▸ WHAT IS EXPECTED: Please continue the healthcare leadership Q&A below from the point where it stops, keeping its voice and format.

▸ PROVIDED TEXT:

Here's a brief Q&A round-up from this informative session presented at the NEXT Summit on August 5, on tackling short- and long-term goals in healthcare organizations.
Moderator: Deepak Gaddipati - CTO and Founder, VirtuSense Technologies
Michael Cruz, MD - CEO of the Central Region of OSF Healthcare and COO of OSF Healthcare
Imran Amjad Andrabi, MD - President and CEO, ThedaCare
What are Health Systems doing to prep for the next two years?
The journey is not to be a healthcare organization, but to be a population health organization. What we’ve been doing the past 60 years is not working. I used to say that healthcare systems are beautifully built for people who have nothing else to do. That is not what we want to be. What we really want to do is design a system of systems that enables us to go down a path to truly reinvent how healthcare needs to be delivered and meet people where they are.
As recently as a year or two before the pandemic, we started investing in the digital space. It put us in a good position when the pandemic hit. It wasn’t perfect, but we would have been really behind the eight ball had we not done that work. We already had some digital capabilities and some understanding of the competencies that were needed when COVID-19 hit. We put a chatbot in place in January 2020, and within that year we had seen over 1 million people thru the chatbot. We could not have seen 1/10 of those people in our clinics, hospitals, prompt cares, or emergency departments.
Delegating budgets in the short- and long-term is where the challenge lies. How do you separate the immediate fires and think ahead to the future?
There are operational costs that are immediate and created a whole other set of issues during the pandemic. Then we have the workforce issues today where 20-25% of people just left healthcare. That has also put a lot of pressure from a cost perspective of what people are demanding to be paid, given what they’ve seen during the crisis.
The other bucket is investing in technology and trying to create solutions for the long-term. Capital dollars go into infrastructure and tech. It’s not in the same pool as quality and safety. We are thoughtfully bifurcating those decisions, so they are not entangled with each other.
You need to determine how much to invest in technology—I don’t want to underestimate that. If you clear $100M and less than 1% is spent in the digital space, then you get what you paid for.

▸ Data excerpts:
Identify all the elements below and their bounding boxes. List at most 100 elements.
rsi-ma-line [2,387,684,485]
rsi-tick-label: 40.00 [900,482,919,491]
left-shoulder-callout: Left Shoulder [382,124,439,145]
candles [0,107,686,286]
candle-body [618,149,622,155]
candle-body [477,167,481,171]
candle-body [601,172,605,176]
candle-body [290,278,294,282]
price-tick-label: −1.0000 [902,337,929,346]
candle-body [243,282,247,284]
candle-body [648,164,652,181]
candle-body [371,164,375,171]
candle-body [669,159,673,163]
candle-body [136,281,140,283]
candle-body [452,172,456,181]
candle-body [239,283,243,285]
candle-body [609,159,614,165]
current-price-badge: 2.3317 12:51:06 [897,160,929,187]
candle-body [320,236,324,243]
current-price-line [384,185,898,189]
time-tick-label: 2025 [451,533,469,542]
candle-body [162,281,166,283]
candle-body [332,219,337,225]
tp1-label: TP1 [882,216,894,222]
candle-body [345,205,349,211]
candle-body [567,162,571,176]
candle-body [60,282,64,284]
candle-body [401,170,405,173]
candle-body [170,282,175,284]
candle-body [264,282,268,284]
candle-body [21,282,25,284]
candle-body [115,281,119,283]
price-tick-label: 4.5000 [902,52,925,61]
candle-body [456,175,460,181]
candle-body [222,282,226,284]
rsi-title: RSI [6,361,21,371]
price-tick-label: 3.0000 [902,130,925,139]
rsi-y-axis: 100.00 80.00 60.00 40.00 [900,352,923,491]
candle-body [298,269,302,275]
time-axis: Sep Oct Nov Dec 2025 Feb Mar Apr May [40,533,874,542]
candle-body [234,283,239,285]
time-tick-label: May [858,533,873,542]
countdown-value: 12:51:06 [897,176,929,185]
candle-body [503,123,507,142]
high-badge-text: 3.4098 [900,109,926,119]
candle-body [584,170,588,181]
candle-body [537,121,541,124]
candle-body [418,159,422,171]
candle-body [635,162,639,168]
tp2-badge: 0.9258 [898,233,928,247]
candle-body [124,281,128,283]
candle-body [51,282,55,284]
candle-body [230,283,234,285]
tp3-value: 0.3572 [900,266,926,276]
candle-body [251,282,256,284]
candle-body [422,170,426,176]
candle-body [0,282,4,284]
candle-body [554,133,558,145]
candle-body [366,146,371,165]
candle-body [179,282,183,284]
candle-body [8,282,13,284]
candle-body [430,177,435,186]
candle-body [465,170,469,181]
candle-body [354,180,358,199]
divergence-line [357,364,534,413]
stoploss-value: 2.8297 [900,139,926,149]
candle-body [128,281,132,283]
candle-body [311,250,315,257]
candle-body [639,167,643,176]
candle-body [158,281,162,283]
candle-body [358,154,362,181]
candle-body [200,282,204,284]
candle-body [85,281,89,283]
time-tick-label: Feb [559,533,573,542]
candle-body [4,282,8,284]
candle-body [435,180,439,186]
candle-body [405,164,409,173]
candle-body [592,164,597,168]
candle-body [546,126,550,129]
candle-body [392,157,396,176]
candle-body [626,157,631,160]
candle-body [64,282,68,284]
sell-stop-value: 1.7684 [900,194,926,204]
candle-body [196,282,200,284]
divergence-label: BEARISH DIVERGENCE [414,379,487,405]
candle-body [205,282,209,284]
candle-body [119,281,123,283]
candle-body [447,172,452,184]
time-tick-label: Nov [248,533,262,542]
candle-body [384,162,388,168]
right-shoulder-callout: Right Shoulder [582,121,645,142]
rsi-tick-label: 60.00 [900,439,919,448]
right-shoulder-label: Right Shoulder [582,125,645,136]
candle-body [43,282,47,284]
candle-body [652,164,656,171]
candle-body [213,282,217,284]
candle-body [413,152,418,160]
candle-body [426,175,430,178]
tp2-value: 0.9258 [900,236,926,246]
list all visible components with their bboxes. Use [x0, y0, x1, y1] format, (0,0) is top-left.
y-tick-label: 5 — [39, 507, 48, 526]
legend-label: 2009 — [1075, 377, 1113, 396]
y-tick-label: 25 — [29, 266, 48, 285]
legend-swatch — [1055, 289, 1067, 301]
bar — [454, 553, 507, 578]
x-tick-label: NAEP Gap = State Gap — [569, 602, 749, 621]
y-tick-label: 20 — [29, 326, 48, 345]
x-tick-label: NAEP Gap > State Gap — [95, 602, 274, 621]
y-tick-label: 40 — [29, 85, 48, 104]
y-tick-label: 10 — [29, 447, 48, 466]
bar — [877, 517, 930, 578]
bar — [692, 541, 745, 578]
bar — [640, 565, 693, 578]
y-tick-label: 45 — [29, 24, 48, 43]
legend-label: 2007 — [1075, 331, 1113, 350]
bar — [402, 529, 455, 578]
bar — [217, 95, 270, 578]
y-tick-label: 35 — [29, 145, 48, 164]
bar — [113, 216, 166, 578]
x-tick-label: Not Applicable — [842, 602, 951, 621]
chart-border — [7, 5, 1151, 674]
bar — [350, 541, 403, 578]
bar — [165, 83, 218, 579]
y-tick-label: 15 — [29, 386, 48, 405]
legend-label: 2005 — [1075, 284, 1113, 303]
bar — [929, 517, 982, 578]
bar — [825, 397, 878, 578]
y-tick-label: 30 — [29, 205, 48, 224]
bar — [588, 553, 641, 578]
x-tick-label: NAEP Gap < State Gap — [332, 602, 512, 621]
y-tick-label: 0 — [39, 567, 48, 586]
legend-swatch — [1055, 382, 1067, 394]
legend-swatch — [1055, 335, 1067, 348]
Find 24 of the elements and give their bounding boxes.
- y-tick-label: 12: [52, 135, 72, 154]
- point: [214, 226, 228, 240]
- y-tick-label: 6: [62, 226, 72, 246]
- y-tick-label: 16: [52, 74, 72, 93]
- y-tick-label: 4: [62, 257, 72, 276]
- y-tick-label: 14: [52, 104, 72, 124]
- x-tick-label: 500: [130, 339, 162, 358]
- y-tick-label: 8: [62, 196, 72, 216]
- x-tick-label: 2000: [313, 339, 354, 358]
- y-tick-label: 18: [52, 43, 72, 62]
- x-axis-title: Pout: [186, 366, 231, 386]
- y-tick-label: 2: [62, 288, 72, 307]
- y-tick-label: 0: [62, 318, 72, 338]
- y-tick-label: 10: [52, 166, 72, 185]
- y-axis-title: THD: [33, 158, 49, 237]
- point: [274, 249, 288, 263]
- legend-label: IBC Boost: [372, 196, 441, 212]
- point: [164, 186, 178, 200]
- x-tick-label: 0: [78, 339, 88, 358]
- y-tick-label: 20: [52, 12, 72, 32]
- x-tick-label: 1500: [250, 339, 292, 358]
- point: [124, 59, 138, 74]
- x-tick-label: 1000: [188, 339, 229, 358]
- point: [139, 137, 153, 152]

▸ REPLY TO THE TASK:
People are very amenable to the virtual experience when it works. We need to figure out how to deliver this care when people leave the hospital so we can monitor them remotely and provide them the care they need at home. There are a lot of companies in this space, but they are all solving different issues and none of the systems work together which is a huge problem.
Three things must change:
The current healthcare business model does not allow us to do things we need to do because we’re afraid we won’t get paid; when we know the right thing to do, we don’t do it, because we’ve conditioned people to not do the right things. The other problem is finding people willing to do that with you. Nobody wants to say let’s take some of that money and figure out how to solve that problem. It’s not that there’s not enough money in healthcare. There’s a lot of money, but it’s not flowing to the people who need it.
What should the clinical operational model look like to deliver on the business model? We have to connect the pieces of the patient’s healthcare journey and quit working as clinical silos.
What does the culture of healthcare need to look like to deliver on the business model and the clinical operational model? All of these solutions need to work together interdependently otherwise the data points coming from different sources cause confusion and make decisions decision making so much harder.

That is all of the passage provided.